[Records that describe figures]
----------

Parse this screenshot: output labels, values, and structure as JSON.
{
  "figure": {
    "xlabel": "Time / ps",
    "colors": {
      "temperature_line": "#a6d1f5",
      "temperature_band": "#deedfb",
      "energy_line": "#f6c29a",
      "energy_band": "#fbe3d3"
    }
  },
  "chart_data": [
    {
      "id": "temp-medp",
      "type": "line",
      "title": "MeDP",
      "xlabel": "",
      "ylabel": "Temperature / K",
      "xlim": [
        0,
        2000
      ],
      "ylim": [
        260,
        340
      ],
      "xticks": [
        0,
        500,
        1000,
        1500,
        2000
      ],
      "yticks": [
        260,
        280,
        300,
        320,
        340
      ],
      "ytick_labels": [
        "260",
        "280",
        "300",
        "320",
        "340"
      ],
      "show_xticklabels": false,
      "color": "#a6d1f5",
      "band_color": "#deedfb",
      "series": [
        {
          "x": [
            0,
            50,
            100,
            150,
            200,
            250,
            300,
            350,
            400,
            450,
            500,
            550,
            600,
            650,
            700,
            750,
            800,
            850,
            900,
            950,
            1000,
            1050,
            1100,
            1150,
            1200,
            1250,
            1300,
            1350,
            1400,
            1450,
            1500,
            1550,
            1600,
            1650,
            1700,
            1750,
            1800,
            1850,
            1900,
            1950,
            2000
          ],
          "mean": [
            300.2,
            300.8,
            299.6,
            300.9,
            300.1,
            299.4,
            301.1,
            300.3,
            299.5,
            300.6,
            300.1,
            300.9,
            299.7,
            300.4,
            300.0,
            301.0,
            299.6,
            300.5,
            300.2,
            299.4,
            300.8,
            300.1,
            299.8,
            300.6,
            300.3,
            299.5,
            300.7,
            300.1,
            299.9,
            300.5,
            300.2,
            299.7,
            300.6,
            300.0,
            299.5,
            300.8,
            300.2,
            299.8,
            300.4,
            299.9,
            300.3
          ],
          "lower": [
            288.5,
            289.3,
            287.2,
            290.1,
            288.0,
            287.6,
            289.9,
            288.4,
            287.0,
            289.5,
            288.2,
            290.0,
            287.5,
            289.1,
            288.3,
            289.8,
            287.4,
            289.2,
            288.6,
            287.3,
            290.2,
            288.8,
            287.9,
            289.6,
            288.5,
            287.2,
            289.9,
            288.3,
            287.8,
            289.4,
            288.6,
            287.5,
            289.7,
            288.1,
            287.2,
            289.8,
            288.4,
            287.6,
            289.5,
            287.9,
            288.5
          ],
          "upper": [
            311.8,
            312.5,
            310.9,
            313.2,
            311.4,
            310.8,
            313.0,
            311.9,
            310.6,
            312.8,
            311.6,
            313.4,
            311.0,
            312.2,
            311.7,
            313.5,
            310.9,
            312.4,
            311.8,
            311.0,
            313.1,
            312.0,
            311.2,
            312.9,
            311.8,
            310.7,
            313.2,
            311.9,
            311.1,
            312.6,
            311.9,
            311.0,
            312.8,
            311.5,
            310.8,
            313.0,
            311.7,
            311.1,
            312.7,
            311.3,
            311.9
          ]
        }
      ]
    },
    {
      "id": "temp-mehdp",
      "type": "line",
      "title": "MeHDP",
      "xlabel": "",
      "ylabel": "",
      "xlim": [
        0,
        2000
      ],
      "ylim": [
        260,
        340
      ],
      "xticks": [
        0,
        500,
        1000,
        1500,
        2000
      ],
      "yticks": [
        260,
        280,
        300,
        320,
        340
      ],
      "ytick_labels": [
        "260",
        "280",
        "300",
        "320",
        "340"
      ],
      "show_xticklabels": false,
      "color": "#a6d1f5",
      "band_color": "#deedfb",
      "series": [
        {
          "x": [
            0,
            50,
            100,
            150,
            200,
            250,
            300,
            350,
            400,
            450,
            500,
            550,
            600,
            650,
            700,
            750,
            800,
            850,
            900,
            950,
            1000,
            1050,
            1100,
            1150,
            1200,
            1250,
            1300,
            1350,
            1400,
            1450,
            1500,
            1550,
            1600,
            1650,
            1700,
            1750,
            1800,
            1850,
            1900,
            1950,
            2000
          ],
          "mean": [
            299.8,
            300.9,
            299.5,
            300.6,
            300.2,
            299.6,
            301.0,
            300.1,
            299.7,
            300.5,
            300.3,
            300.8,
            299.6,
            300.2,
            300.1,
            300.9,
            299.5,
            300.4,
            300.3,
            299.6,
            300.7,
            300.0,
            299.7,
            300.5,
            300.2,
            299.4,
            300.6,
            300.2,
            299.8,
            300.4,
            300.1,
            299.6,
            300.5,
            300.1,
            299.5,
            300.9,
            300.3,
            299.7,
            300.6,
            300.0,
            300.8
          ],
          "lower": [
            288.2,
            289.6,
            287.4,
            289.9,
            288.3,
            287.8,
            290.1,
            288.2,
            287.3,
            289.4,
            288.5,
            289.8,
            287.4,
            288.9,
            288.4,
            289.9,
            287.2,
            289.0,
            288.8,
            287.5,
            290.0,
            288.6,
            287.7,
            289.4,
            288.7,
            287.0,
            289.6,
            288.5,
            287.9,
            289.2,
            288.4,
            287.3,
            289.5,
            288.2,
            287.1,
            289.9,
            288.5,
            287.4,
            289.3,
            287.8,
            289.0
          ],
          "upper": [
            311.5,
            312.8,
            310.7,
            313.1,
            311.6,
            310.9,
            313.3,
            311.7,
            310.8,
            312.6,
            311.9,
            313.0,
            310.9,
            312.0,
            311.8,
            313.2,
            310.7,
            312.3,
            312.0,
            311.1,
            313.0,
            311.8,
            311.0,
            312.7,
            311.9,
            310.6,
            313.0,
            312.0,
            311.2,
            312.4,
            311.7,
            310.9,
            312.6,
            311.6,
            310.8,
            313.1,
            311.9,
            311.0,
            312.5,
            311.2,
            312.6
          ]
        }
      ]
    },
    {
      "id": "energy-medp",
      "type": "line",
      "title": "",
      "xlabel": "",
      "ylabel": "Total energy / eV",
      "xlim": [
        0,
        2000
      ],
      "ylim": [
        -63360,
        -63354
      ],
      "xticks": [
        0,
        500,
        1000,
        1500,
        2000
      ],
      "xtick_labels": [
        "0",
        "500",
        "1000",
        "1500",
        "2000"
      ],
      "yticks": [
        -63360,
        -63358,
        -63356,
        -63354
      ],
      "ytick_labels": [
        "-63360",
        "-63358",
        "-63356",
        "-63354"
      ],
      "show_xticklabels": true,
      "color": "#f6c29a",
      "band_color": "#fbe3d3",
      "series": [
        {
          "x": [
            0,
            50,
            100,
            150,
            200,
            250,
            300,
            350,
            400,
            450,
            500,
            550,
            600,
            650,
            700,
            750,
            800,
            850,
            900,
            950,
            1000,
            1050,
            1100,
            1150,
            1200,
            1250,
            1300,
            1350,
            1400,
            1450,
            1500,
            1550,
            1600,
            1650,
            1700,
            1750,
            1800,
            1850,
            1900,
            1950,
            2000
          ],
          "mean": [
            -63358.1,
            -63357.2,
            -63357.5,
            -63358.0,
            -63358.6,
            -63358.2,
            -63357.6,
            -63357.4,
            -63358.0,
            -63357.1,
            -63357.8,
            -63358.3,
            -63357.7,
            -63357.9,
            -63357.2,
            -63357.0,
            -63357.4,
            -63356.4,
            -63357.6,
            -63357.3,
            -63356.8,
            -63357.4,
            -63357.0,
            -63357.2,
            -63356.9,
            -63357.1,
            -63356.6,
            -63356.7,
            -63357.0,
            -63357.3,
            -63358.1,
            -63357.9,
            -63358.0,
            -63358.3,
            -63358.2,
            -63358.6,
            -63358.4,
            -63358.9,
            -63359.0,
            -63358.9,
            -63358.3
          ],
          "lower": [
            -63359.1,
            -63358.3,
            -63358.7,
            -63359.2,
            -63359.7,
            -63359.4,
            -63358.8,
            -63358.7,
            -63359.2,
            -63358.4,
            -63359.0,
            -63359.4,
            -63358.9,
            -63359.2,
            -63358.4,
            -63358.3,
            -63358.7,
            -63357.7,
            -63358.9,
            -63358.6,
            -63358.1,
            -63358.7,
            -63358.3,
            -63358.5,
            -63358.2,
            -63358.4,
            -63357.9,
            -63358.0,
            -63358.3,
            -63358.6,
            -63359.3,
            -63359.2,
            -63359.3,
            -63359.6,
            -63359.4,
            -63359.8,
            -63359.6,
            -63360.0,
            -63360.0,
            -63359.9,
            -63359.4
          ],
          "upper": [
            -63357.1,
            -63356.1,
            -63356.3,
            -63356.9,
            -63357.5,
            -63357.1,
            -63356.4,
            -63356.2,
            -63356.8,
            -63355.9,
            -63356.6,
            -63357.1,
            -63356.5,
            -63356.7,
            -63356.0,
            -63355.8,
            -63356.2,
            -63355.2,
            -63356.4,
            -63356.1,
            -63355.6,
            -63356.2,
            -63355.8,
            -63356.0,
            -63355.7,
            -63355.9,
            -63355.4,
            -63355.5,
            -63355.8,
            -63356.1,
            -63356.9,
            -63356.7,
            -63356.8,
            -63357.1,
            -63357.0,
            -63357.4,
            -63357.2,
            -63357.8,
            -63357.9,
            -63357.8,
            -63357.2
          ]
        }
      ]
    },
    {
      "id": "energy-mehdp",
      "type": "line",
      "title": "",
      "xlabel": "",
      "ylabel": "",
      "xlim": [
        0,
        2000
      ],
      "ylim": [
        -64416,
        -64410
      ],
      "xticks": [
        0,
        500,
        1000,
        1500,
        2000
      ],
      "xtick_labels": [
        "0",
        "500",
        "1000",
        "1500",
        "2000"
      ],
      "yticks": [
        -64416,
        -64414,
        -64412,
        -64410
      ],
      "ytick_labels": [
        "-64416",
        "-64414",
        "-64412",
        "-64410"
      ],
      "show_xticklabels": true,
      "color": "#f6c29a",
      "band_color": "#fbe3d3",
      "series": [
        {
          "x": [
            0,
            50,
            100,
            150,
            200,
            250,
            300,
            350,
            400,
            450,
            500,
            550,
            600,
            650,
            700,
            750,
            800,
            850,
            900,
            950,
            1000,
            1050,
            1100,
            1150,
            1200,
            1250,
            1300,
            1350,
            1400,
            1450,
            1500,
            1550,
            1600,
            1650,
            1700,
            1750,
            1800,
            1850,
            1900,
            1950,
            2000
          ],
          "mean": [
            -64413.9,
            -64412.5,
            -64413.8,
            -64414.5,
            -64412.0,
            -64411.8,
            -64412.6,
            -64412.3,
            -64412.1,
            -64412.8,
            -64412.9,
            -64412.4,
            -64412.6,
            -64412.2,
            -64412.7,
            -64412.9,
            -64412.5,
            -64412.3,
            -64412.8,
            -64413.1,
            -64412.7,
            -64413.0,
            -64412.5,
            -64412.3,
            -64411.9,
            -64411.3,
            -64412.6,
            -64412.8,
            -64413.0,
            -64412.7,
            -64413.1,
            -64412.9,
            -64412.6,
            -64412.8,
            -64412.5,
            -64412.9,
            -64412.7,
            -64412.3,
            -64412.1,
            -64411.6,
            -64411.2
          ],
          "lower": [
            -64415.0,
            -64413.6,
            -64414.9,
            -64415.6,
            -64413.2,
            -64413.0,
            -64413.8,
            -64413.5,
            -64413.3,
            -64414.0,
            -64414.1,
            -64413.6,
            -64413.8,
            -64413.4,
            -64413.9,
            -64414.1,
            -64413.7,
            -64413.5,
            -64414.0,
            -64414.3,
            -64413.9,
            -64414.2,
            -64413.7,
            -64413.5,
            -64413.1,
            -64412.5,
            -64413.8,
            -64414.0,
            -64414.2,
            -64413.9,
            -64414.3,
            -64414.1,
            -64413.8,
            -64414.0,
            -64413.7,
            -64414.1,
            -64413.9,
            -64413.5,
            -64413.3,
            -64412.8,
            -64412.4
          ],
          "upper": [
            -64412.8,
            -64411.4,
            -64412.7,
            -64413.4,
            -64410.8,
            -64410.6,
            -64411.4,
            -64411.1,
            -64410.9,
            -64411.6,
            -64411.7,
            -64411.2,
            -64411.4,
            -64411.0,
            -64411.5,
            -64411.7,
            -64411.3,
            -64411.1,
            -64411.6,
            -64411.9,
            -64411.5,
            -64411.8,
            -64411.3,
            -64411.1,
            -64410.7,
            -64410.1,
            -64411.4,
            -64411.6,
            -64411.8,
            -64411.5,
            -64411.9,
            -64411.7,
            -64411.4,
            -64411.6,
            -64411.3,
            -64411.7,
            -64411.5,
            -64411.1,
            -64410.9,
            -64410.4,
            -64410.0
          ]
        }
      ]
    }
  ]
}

----------

= PROBLEM TO SOLVE =
Output nothing but the number of lines in the data containing the string "ylabel".

= RESPONSE =
4